[start Data shown]
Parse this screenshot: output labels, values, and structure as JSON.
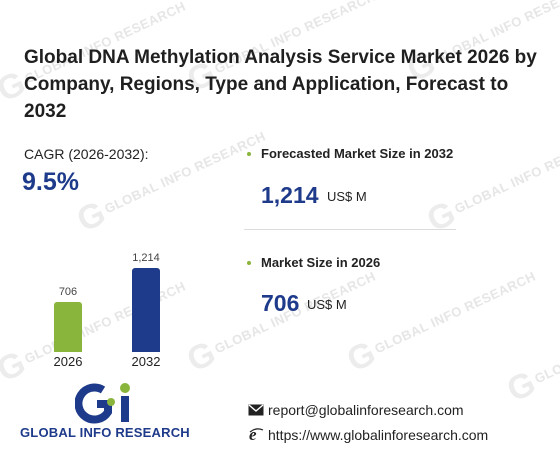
{
  "title": "Global DNA Methylation Analysis Service Market 2026 by Company, Regions, Type and Application, Forecast to 2032",
  "cagr": {
    "label": "CAGR (2026-2032):",
    "value": "9.5%"
  },
  "stats": [
    {
      "label": "Forecasted Market Size in 2032",
      "value": "1,214",
      "unit": "US$ M"
    },
    {
      "label": "Market Size in 2026",
      "value": "706",
      "unit": "US$ M"
    }
  ],
  "chart_data": {
    "type": "bar",
    "categories": [
      "2026",
      "2032"
    ],
    "values": [
      706,
      1214
    ],
    "value_labels": [
      "706",
      "1,214"
    ],
    "colors": [
      "#8ab53c",
      "#1e3a8a"
    ]
  },
  "brand": {
    "name": "GLOBAL INFO RESEARCH"
  },
  "watermark": {
    "text": "GLOBAL INFO RESEARCH"
  },
  "contacts": {
    "email": "report@globalinforesearch.com",
    "website": "https://www.globalinforesearch.com"
  },
  "icons": {
    "email": "envelope-icon",
    "website": "globe-e-icon",
    "bullet": "bullet-dot-icon"
  }
}
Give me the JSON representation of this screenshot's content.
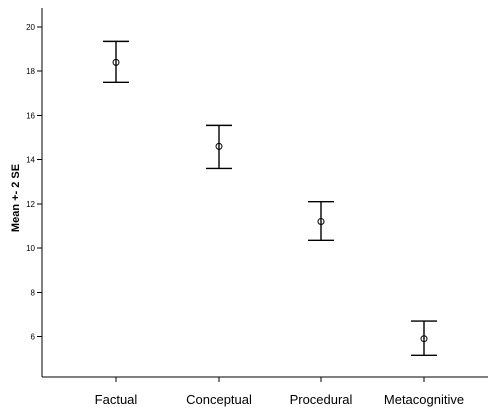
{
  "chart_data": {
    "type": "scatter",
    "subtype": "error-bar",
    "title": "",
    "xlabel": "",
    "ylabel": "Mean +- 2 SE",
    "categories": [
      "Factual",
      "Conceptual",
      "Procedural",
      "Metacognitive"
    ],
    "means": [
      18.4,
      14.6,
      11.2,
      5.9
    ],
    "lower": [
      17.5,
      13.6,
      10.35,
      5.15
    ],
    "upper": [
      19.35,
      15.55,
      12.1,
      6.7
    ],
    "ylim": [
      4.8,
      20.4
    ],
    "yticks": [
      6,
      8,
      10,
      12,
      14,
      16,
      18,
      20
    ],
    "grid": false,
    "legend": "none",
    "colors": {
      "background": "#ffffff",
      "axis": "#000000",
      "marks": "#000000"
    }
  }
}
[end Data shown]
> What is being asked
Leaving the pictures aside, transcribe the entire listing exactly.

> Task response
Parse this screenshot: output labels, values, and structure as JSON.
{
  "title": "Global DNA Methylation Analysis Service Market 2026 by Company, Regions, Type and Application, Forecast to 2032",
  "cagr": {
    "label": "CAGR (2026-2032):",
    "value": "9.5%"
  },
  "stats": [
    {
      "label": "Forecasted Market Size in 2032",
      "value": "1,214",
      "unit": "US$ M"
    },
    {
      "label": "Market Size in 2026",
      "value": "706",
      "unit": "US$ M"
    }
  ],
  "chart_data": {
    "type": "bar",
    "categories": [
      "2026",
      "2032"
    ],
    "values": [
      706,
      1214
    ],
    "value_labels": [
      "706",
      "1,214"
    ],
    "colors": [
      "#8ab53c",
      "#1e3a8a"
    ]
  },
  "brand": {
    "name": "GLOBAL INFO RESEARCH"
  },
  "watermark": {
    "text": "GLOBAL INFO RESEARCH"
  },
  "contacts": {
    "email": "report@globalinforesearch.com",
    "website": "https://www.globalinforesearch.com"
  },
  "icons": {
    "email": "envelope-icon",
    "website": "globe-e-icon",
    "bullet": "bullet-dot-icon"
  }
}
Give me the JSON representation of this screenshot's content.
{
  "chart_data": {
    "type": "scatter",
    "subtype": "error-bar",
    "title": "",
    "xlabel": "",
    "ylabel": "Mean +- 2 SE",
    "categories": [
      "Factual",
      "Conceptual",
      "Procedural",
      "Metacognitive"
    ],
    "means": [
      18.4,
      14.6,
      11.2,
      5.9
    ],
    "lower": [
      17.5,
      13.6,
      10.35,
      5.15
    ],
    "upper": [
      19.35,
      15.55,
      12.1,
      6.7
    ],
    "ylim": [
      4.8,
      20.4
    ],
    "yticks": [
      6,
      8,
      10,
      12,
      14,
      16,
      18,
      20
    ],
    "grid": false,
    "legend": "none",
    "colors": {
      "background": "#ffffff",
      "axis": "#000000",
      "marks": "#000000"
    }
  }
}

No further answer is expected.